- **Exercise instructions**: Write out all the data again, exactly as it stands.

::::::::

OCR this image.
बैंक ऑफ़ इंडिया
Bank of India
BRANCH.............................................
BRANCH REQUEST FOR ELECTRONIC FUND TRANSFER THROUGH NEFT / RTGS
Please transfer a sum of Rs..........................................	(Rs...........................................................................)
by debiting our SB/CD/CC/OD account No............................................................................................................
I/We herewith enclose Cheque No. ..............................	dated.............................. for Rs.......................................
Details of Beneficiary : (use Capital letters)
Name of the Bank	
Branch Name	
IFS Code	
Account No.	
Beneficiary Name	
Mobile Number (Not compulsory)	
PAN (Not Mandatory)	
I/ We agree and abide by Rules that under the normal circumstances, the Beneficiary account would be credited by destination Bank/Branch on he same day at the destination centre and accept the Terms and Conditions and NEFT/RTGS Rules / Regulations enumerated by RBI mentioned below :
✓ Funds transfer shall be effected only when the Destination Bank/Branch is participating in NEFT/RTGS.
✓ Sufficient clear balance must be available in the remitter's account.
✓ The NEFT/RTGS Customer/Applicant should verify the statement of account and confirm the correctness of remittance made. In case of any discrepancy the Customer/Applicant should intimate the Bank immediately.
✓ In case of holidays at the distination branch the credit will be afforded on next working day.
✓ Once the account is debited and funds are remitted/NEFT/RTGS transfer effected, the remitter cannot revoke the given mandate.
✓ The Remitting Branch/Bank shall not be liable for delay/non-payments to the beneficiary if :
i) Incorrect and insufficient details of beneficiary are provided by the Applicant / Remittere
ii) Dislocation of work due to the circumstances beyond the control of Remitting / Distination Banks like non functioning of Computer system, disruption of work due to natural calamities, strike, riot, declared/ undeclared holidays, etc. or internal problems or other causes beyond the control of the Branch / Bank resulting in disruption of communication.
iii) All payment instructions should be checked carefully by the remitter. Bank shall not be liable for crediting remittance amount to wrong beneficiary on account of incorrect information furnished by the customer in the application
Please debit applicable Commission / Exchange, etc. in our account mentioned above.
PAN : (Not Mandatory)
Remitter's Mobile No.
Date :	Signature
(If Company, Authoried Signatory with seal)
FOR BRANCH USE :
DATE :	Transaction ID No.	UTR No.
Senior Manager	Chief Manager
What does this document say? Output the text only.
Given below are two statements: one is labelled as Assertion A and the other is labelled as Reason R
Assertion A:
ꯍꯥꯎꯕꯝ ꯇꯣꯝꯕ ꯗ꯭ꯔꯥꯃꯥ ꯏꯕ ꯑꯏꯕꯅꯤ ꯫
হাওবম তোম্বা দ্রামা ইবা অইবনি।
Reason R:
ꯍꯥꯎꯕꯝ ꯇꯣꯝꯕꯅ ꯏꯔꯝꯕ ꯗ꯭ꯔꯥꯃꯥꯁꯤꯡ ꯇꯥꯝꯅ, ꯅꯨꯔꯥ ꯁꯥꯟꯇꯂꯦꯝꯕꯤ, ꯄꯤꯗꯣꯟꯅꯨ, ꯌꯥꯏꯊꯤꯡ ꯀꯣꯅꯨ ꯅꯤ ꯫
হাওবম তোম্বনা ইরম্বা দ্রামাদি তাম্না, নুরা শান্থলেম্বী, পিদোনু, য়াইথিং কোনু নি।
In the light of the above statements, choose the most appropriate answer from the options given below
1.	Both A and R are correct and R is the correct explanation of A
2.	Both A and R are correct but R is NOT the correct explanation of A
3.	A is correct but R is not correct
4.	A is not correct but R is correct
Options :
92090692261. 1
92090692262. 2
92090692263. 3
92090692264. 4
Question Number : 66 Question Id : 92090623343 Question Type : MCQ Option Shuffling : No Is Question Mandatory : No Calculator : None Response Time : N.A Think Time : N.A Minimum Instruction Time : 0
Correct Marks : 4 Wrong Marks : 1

::::::::

- **Answer**:
OCR this image.
बैंक ऑफ़ इंडिया
Bank of India
BRANCH.............................................
BRANCH REQUEST FOR ELECTRONIC FUND TRANSFER THROUGH NEFT / RTGS
Please transfer a sum of Rs..........................................	(Rs...........................................................................)
by debiting our SB/CD/CC/OD account No............................................................................................................
I/We herewith enclose Cheque No. ..............................	dated.............................. for Rs.......................................
Details of Beneficiary : (use Capital letters)
Name of the Bank	
Branch Name	
IFS Code	
Account No.	
Beneficiary Name	
Mobile Number (Not compulsory)	
PAN (Not Mandatory)	
I/ We agree and abide by Rules that under the normal circumstances, the Beneficiary account would be credited by destination Bank/Branch on he same day at the destination centre and accept the Terms and Conditions and NEFT/RTGS Rules / Regulations enumerated by RBI mentioned below :
✓ Funds transfer shall be effected only when the Destination Bank/Branch is participating in NEFT/RTGS.
✓ Sufficient clear balance must be available in the remitter's account.
✓ The NEFT/RTGS Customer/Applicant should verify the statement of account and confirm the correctness of remittance made. In case of any discrepancy the Customer/Applicant should intimate the Bank immediately.
✓ In case of holidays at the distination branch the credit will be afforded on next working day.
✓ Once the account is debited and funds are remitted/NEFT/RTGS transfer effected, the remitter cannot revoke the given mandate.
✓ The Remitting Branch/Bank shall not be liable for delay/non-payments to the beneficiary if :
i) Incorrect and insufficient details of beneficiary are provided by the Applicant / Remittere
ii) Dislocation of work due to the circumstances beyond the control of Remitting / Distination Banks like non functioning of Computer system, disruption of work due to natural calamities, strike, riot, declared/ undeclared holidays, etc. or internal problems or other causes beyond the control of the Branch / Bank resulting in disruption of communication.
iii) All payment instructions should be checked carefully by the remitter. Bank shall not be liable for crediting remittance amount to wrong beneficiary on account of incorrect information furnished by the customer in the application
Please debit applicable Commission / Exchange, etc. in our account mentioned above.
PAN : (Not Mandatory)
Remitter's Mobile No.
Date :	Signature
(If Company, Authoried Signatory with seal)
FOR BRANCH USE :
DATE :	Transaction ID No.	UTR No.
Senior Manager	Chief Manager
What does this document say? Output the text only.
Given below are two statements: one is labelled as Assertion A and the other is labelled as Reason R
Assertion A:
ꯍꯥꯎꯕꯝ ꯇꯣꯝꯕ ꯗ꯭ꯔꯥꯃꯥ ꯏꯕ ꯑꯏꯕꯅꯤ ꯫
হাওবম তোম্বা দ্রামা ইবা অইবনি।
Reason R:
ꯍꯥꯎꯕꯝ ꯇꯣꯝꯕꯅ ꯏꯔꯝꯕ ꯗ꯭ꯔꯥꯃꯥꯁꯤꯡ ꯇꯥꯝꯅ, ꯅꯨꯔꯥ ꯁꯥꯟꯇꯂꯦꯝꯕꯤ, ꯄꯤꯗꯣꯟꯅꯨ, ꯌꯥꯏꯊꯤꯡ ꯀꯣꯅꯨ ꯅꯤ ꯫
হাওবম তোম্বনা ইরম্বা দ্রামাদি তাম্না, নুরা শান্থলেম্বী, পিদোনু, য়াইথিং কোনু নি।
In the light of the above statements, choose the most appropriate answer from the options given below
1.	Both A and R are correct and R is the correct explanation of A
2.	Both A and R are correct but R is NOT the correct explanation of A
3.	A is correct but R is not correct
4.	A is not correct but R is correct
Options :
92090692261. 1
92090692262. 2
92090692263. 3
92090692264. 4
Question Number : 66 Question Id : 92090623343 Question Type : MCQ Option Shuffling : No Is Question Mandatory : No Calculator : None Response Time : N.A Think Time : N.A Minimum Instruction Time : 0
Correct Marks : 4 Wrong Marks : 1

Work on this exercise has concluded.